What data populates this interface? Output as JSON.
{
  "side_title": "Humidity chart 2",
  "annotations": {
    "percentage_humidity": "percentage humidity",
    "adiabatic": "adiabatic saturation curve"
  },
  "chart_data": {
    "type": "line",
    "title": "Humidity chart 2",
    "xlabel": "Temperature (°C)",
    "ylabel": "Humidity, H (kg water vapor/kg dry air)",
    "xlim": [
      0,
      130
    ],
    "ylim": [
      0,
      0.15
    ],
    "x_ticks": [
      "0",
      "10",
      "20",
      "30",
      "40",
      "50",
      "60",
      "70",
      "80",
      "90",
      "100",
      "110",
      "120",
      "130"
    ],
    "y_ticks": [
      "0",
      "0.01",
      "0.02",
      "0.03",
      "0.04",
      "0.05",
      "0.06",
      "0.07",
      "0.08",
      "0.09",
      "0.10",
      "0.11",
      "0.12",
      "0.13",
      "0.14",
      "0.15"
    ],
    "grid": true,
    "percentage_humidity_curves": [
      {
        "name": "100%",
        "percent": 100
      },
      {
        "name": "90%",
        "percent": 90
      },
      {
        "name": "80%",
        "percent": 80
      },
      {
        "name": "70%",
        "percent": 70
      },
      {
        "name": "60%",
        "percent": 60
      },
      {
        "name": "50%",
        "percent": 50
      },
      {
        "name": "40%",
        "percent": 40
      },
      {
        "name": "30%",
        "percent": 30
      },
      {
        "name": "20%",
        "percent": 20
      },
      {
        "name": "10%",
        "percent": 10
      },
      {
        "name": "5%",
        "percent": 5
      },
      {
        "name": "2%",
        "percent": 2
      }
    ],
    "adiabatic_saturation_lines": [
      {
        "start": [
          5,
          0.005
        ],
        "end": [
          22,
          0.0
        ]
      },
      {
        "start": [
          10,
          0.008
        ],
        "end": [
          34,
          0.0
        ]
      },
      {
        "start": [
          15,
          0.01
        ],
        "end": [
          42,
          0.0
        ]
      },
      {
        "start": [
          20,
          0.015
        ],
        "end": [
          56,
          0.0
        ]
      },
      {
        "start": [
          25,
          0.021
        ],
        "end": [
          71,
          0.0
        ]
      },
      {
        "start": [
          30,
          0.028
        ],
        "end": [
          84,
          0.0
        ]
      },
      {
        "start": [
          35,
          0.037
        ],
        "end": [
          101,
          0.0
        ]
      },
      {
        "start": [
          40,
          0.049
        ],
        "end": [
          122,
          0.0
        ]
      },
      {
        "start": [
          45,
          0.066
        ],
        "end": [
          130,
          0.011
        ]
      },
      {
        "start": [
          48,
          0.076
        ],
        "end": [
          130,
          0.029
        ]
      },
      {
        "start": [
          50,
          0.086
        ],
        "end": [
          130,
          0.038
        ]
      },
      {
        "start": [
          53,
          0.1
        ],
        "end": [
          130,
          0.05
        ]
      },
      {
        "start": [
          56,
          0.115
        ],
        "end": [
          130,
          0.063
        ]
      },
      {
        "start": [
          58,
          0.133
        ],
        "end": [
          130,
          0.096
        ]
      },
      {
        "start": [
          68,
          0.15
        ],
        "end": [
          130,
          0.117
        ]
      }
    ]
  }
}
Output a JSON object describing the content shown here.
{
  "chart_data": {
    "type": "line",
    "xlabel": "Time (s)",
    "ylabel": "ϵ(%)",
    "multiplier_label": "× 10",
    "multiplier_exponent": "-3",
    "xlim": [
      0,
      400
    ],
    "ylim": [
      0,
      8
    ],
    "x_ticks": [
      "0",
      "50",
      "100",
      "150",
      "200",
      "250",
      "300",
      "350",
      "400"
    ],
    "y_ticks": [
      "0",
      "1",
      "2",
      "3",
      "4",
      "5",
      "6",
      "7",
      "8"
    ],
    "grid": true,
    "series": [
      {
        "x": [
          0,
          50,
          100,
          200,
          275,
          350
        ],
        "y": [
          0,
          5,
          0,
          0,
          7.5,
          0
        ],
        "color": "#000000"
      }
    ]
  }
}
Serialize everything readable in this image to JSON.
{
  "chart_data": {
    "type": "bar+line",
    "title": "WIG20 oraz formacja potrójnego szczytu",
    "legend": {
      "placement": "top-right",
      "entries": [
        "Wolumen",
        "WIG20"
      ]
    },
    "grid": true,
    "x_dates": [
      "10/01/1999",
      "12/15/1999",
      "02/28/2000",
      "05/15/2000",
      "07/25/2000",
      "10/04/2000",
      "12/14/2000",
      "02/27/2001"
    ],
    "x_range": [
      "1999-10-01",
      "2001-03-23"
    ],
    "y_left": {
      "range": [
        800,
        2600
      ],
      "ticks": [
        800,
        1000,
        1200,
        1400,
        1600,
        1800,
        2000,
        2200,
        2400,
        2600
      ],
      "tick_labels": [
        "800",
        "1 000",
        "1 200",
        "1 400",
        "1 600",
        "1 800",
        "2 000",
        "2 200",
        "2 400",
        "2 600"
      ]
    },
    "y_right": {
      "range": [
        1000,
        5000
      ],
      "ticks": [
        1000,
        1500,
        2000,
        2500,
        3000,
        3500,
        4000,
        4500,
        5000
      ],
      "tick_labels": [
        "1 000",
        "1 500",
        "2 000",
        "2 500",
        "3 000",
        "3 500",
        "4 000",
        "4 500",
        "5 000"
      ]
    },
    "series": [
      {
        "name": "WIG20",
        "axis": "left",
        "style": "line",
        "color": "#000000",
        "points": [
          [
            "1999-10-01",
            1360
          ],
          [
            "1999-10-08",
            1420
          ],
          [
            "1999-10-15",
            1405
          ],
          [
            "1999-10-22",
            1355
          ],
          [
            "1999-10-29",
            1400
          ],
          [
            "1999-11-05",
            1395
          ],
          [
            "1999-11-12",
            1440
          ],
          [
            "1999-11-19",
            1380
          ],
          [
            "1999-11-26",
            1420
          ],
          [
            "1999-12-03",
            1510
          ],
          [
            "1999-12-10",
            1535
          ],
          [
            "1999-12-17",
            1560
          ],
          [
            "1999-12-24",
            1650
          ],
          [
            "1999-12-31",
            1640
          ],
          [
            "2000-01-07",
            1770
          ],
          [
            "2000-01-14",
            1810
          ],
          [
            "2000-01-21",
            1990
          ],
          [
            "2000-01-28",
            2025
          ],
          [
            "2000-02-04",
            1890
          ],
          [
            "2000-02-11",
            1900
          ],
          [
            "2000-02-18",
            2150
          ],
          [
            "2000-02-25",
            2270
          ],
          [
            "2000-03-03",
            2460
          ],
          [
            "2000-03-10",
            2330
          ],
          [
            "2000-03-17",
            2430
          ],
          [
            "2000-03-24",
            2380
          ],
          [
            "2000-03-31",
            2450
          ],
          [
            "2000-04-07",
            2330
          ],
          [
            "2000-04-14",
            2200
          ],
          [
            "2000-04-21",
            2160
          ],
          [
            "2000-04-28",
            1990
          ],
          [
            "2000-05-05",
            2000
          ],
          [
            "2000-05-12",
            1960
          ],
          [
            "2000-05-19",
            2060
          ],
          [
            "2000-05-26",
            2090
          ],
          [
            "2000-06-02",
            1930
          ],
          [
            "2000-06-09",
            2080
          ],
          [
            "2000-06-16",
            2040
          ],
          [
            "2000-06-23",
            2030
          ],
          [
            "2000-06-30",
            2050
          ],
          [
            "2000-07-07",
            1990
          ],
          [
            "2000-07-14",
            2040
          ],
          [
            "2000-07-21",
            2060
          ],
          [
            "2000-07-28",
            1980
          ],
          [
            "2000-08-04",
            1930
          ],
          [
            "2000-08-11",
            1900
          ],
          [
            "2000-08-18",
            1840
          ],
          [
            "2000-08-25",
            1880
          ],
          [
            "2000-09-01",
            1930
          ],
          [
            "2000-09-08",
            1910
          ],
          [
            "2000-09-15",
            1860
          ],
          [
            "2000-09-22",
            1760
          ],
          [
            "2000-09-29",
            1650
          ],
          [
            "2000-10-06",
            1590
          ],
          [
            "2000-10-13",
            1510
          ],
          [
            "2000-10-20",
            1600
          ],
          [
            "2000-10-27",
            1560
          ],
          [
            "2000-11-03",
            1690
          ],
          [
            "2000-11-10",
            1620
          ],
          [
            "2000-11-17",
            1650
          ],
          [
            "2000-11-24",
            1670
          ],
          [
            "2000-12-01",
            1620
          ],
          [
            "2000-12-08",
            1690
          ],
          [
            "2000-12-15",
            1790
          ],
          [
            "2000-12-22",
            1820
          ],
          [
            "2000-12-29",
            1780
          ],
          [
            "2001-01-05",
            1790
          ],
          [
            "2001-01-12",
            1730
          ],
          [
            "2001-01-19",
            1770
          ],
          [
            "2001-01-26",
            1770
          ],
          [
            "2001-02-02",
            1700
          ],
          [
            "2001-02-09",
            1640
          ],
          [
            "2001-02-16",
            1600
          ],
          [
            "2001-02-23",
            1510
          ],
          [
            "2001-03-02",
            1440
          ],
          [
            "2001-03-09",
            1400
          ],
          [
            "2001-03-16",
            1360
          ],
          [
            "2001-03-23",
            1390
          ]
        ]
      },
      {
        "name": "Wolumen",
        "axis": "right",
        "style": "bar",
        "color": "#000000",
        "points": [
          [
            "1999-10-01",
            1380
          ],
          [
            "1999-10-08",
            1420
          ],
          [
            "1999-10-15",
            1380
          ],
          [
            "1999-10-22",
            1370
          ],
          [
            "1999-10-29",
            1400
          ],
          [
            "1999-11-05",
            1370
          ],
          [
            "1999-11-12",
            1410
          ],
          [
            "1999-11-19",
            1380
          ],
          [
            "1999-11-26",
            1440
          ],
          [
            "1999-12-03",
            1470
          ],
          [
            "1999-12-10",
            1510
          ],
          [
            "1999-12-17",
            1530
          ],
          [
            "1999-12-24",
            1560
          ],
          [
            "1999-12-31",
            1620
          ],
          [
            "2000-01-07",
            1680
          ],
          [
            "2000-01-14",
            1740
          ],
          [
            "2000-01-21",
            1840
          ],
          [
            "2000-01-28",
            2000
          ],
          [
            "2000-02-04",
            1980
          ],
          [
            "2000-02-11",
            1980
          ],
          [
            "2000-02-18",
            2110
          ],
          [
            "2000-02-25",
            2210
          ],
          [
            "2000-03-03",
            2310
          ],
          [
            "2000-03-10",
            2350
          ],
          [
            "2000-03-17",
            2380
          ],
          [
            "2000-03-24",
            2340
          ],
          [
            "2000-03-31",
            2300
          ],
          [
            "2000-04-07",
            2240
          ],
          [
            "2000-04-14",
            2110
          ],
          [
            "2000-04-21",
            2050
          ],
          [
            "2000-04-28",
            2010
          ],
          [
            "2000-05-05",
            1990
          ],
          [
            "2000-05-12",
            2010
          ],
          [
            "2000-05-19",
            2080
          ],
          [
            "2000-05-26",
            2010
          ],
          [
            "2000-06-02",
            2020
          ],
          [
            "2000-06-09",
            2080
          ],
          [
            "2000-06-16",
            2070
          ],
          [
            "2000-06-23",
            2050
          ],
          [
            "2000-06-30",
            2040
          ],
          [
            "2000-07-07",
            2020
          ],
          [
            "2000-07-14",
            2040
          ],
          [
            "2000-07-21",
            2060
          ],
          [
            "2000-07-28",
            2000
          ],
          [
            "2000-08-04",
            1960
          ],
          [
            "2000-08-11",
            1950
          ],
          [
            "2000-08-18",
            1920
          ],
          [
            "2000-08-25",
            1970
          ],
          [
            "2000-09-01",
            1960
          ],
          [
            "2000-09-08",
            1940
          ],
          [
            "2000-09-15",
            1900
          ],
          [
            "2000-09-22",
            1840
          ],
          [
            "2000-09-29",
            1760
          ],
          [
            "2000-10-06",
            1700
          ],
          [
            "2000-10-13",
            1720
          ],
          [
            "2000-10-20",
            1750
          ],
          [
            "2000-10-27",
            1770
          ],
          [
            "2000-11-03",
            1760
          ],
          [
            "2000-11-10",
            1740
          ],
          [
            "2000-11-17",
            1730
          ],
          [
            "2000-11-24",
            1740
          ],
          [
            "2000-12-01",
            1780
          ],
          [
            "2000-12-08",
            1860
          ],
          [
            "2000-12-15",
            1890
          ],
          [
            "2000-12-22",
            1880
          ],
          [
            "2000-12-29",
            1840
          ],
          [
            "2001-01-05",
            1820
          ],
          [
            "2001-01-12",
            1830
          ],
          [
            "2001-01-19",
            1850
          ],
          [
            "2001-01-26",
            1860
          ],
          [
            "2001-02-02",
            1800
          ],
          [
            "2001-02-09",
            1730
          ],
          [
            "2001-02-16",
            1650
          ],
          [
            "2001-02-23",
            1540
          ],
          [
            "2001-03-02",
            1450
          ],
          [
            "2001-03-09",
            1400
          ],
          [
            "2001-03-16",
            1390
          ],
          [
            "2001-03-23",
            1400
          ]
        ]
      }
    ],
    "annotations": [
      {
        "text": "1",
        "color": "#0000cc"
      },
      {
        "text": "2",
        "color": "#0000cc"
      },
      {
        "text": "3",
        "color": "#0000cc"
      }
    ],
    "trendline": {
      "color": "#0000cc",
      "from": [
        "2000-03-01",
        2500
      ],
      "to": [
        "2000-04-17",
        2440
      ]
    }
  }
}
□ □ □ □
### WRITTEN EXERCISE
Find the lines above that contain the word "Output" and collect them.

### ANSWER IN FULL
What data populates this interface? Output as JSON.
Output a JSON object describing the content shown here.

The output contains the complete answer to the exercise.